§ **JOB**: Count the lines below that contain the word "nemocné", and reply with that number alone.

--

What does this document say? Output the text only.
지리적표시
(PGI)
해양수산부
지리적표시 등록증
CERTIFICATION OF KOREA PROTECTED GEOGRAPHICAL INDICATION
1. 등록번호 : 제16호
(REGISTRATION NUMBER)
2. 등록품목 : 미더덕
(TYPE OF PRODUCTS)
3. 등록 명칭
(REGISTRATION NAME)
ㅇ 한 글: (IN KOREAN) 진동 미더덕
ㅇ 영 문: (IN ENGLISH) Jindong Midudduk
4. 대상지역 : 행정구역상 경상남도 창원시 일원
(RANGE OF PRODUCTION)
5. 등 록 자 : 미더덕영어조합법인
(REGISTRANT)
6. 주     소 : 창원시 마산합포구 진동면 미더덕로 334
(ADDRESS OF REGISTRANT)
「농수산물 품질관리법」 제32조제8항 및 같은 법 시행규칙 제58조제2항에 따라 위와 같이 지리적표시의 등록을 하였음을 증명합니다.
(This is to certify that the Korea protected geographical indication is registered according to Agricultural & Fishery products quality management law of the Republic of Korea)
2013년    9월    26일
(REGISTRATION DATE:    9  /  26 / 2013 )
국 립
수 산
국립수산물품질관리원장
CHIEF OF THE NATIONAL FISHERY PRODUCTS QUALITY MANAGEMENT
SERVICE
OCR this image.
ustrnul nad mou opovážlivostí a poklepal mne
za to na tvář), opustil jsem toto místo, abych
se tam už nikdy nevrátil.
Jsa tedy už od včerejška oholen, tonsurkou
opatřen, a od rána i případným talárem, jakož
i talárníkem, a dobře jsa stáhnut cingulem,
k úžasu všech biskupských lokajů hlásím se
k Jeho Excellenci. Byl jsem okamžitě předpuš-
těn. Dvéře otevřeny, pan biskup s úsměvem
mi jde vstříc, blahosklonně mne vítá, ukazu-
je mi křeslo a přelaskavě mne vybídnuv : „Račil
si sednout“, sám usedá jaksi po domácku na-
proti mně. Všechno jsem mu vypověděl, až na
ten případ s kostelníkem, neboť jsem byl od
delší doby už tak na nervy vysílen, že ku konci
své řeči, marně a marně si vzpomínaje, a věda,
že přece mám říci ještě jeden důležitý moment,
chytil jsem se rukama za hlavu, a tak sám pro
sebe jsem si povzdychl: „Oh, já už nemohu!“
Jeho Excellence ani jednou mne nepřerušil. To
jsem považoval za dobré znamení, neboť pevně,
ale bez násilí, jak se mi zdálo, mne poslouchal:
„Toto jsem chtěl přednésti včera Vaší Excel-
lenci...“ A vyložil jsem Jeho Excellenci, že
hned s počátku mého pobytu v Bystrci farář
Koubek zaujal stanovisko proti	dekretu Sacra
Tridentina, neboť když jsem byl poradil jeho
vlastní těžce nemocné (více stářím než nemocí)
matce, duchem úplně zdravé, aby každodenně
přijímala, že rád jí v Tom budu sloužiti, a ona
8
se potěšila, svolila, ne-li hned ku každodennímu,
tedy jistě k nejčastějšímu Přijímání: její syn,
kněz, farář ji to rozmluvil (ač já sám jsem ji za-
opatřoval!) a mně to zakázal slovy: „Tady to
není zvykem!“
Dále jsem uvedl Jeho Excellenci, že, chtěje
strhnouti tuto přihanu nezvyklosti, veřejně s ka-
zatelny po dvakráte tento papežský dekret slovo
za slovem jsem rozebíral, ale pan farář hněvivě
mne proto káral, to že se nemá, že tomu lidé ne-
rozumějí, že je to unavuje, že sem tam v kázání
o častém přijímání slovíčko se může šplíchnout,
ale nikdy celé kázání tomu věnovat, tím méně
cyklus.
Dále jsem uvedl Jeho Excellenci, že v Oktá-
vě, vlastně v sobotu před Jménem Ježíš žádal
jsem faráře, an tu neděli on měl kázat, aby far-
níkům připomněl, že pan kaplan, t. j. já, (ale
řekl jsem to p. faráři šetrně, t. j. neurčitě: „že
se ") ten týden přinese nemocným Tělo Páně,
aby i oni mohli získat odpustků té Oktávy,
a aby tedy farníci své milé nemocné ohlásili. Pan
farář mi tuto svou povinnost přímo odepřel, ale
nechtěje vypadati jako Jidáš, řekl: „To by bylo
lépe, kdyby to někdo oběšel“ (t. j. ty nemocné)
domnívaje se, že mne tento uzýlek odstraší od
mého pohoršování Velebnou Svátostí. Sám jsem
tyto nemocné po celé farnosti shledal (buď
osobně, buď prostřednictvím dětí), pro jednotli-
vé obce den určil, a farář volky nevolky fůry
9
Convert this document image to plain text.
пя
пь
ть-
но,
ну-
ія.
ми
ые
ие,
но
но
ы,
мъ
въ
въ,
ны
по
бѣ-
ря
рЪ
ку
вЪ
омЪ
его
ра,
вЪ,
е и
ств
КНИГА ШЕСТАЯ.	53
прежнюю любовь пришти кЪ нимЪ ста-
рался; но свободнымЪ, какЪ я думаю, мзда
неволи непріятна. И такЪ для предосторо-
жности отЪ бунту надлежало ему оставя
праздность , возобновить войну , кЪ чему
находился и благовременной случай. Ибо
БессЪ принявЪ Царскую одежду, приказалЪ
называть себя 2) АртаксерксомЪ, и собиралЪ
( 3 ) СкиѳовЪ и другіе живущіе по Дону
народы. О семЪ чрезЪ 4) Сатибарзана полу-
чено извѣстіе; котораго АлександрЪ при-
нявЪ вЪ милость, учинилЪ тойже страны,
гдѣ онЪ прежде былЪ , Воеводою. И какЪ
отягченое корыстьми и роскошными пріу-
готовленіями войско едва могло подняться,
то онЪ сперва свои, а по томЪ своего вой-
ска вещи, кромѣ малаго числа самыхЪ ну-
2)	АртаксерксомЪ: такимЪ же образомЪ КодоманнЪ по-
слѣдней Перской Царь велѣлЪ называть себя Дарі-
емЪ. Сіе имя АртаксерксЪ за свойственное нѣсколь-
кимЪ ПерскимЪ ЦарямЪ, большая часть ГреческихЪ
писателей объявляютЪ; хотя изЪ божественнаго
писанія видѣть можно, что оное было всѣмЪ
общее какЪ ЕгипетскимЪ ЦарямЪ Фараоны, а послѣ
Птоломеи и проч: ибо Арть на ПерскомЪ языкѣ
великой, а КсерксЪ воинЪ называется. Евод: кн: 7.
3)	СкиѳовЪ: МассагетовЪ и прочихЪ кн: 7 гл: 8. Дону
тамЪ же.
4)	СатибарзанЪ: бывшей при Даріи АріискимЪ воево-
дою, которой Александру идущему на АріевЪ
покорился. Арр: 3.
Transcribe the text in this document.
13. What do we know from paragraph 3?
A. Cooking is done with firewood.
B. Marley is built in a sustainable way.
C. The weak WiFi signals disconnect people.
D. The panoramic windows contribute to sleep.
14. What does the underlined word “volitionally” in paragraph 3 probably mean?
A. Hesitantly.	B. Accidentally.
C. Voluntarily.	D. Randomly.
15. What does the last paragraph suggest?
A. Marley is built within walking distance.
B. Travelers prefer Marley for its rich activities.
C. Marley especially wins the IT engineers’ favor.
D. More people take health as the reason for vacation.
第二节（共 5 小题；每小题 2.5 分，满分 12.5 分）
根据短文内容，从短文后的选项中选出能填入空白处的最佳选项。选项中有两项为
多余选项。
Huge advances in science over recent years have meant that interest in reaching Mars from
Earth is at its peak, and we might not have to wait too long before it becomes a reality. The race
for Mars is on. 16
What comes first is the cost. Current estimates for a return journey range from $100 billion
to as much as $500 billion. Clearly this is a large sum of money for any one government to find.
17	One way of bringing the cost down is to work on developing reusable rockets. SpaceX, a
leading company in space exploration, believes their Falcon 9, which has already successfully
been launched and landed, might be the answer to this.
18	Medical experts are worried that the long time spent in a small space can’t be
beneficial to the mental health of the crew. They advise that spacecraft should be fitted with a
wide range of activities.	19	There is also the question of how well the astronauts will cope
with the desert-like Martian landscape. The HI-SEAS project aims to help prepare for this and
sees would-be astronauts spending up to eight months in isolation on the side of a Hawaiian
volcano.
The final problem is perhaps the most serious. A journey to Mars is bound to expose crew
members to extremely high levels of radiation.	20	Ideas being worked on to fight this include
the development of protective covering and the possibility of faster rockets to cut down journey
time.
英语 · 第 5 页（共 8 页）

--

§ **WRITTEN ANSWER**: 4